Data items:
□ □ □ □

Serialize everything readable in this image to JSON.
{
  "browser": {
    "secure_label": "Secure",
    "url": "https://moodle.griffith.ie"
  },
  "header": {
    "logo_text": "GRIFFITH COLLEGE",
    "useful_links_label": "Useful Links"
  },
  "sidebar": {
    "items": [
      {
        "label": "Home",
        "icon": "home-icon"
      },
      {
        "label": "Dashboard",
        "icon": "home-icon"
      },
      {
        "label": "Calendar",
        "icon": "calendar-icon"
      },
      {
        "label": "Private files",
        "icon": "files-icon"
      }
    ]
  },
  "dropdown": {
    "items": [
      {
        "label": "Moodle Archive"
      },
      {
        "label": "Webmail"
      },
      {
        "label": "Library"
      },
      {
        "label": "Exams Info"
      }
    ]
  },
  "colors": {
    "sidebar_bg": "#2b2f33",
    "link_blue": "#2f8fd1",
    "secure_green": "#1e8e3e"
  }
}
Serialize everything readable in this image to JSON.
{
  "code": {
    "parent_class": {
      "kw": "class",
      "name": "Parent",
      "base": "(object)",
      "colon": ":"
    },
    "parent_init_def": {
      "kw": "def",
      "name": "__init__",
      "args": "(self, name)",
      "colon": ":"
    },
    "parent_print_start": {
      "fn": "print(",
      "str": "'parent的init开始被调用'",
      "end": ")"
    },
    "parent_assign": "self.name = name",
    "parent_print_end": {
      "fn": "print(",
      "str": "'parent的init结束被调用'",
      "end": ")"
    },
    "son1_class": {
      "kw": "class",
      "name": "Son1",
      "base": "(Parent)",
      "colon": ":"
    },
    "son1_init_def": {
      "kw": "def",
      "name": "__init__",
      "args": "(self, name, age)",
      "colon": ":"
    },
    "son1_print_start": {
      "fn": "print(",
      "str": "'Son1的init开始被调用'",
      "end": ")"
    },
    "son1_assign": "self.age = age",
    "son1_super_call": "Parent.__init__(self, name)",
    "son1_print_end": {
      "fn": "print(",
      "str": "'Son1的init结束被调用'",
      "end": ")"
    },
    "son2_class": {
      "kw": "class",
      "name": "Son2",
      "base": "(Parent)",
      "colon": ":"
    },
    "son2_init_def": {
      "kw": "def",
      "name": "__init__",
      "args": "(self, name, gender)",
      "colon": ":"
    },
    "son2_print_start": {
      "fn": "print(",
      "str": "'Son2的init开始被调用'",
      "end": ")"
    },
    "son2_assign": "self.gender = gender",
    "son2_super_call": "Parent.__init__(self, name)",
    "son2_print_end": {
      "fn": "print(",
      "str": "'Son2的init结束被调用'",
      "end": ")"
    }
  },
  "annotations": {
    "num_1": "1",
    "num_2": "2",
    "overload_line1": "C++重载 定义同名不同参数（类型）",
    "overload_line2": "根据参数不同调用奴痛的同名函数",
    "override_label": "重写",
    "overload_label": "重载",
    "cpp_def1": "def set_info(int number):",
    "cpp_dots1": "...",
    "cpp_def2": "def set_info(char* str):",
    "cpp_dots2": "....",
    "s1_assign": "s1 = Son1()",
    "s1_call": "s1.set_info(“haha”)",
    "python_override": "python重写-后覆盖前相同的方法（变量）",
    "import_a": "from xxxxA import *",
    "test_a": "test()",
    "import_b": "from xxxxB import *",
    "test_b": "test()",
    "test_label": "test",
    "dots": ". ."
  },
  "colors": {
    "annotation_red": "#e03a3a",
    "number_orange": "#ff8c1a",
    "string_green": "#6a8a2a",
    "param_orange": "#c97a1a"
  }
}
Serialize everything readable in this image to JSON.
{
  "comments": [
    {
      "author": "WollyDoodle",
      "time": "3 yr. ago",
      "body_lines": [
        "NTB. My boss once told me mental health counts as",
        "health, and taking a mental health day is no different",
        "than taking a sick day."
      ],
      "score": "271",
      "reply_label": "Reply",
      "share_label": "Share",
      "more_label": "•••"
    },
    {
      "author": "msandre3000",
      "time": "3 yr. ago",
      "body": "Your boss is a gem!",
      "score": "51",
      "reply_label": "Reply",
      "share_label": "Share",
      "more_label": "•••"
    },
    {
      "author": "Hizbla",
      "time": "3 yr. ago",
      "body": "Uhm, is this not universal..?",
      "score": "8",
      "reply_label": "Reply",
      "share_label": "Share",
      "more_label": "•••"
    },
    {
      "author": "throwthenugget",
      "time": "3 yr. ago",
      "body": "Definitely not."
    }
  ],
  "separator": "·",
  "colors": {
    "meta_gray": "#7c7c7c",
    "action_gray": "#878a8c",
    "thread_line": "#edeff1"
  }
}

□ □ □ □

● WHAT YOU NEED TO DO:
Extract the full listing above without alteration.

● RESULT OF THE TASK:
Serialize everything readable in this image to JSON.
{
  "browser": {
    "secure_label": "Secure",
    "url": "https://moodle.griffith.ie"
  },
  "header": {
    "logo_text": "GRIFFITH COLLEGE",
    "useful_links_label": "Useful Links"
  },
  "sidebar": {
    "items": [
      {
        "label": "Home",
        "icon": "home-icon"
      },
      {
        "label": "Dashboard",
        "icon": "home-icon"
      },
      {
        "label": "Calendar",
        "icon": "calendar-icon"
      },
      {
        "label": "Private files",
        "icon": "files-icon"
      }
    ]
  },
  "dropdown": {
    "items": [
      {
        "label": "Moodle Archive"
      },
      {
        "label": "Webmail"
      },
      {
        "label": "Library"
      },
      {
        "label": "Exams Info"
      }
    ]
  },
  "colors": {
    "sidebar_bg": "#2b2f33",
    "link_blue": "#2f8fd1",
    "secure_green": "#1e8e3e"
  }
}
Serialize everything readable in this image to JSON.
{
  "code": {
    "parent_class": {
      "kw": "class",
      "name": "Parent",
      "base": "(object)",
      "colon": ":"
    },
    "parent_init_def": {
      "kw": "def",
      "name": "__init__",
      "args": "(self, name)",
      "colon": ":"
    },
    "parent_print_start": {
      "fn": "print(",
      "str": "'parent的init开始被调用'",
      "end": ")"
    },
    "parent_assign": "self.name = name",
    "parent_print_end": {
      "fn": "print(",
      "str": "'parent的init结束被调用'",
      "end": ")"
    },
    "son1_class": {
      "kw": "class",
      "name": "Son1",
      "base": "(Parent)",
      "colon": ":"
    },
    "son1_init_def": {
      "kw": "def",
      "name": "__init__",
      "args": "(self, name, age)",
      "colon": ":"
    },
    "son1_print_start": {
      "fn": "print(",
      "str": "'Son1的init开始被调用'",
      "end": ")"
    },
    "son1_assign": "self.age = age",
    "son1_super_call": "Parent.__init__(self, name)",
    "son1_print_end": {
      "fn": "print(",
      "str": "'Son1的init结束被调用'",
      "end": ")"
    },
    "son2_class": {
      "kw": "class",
      "name": "Son2",
      "base": "(Parent)",
      "colon": ":"
    },
    "son2_init_def": {
      "kw": "def",
      "name": "__init__",
      "args": "(self, name, gender)",
      "colon": ":"
    },
    "son2_print_start": {
      "fn": "print(",
      "str": "'Son2的init开始被调用'",
      "end": ")"
    },
    "son2_assign": "self.gender = gender",
    "son2_super_call": "Parent.__init__(self, name)",
    "son2_print_end": {
      "fn": "print(",
      "str": "'Son2的init结束被调用'",
      "end": ")"
    }
  },
  "annotations": {
    "num_1": "1",
    "num_2": "2",
    "overload_line1": "C++重载 定义同名不同参数（类型）",
    "overload_line2": "根据参数不同调用奴痛的同名函数",
    "override_label": "重写",
    "overload_label": "重载",
    "cpp_def1": "def set_info(int number):",
    "cpp_dots1": "...",
    "cpp_def2": "def set_info(char* str):",
    "cpp_dots2": "....",
    "s1_assign": "s1 = Son1()",
    "s1_call": "s1.set_info(“haha”)",
    "python_override": "python重写-后覆盖前相同的方法（变量）",
    "import_a": "from xxxxA import *",
    "test_a": "test()",
    "import_b": "from xxxxB import *",
    "test_b": "test()",
    "test_label": "test",
    "dots": ". ."
  },
  "colors": {
    "annotation_red": "#e03a3a",
    "number_orange": "#ff8c1a",
    "string_green": "#6a8a2a",
    "param_orange": "#c97a1a"
  }
}
Serialize everything readable in this image to JSON.
{
  "comments": [
    {
      "author": "WollyDoodle",
      "time": "3 yr. ago",
      "body_lines": [
        "NTB. My boss once told me mental health counts as",
        "health, and taking a mental health day is no different",
        "than taking a sick day."
      ],
      "score": "271",
      "reply_label": "Reply",
      "share_label": "Share",
      "more_label": "•••"
    },
    {
      "author": "msandre3000",
      "time": "3 yr. ago",
      "body": "Your boss is a gem!",
      "score": "51",
      "reply_label": "Reply",
      "share_label": "Share",
      "more_label": "•••"
    },
    {
      "author": "Hizbla",
      "time": "3 yr. ago",
      "body": "Uhm, is this not universal..?",
      "score": "8",
      "reply_label": "Reply",
      "share_label": "Share",
      "more_label": "•••"
    },
    {
      "author": "throwthenugget",
      "time": "3 yr. ago",
      "body": "Definitely not."
    }
  ],
  "separator": "·",
  "colors": {
    "meta_gray": "#7c7c7c",
    "action_gray": "#878a8c",
    "thread_line": "#edeff1"
  }
}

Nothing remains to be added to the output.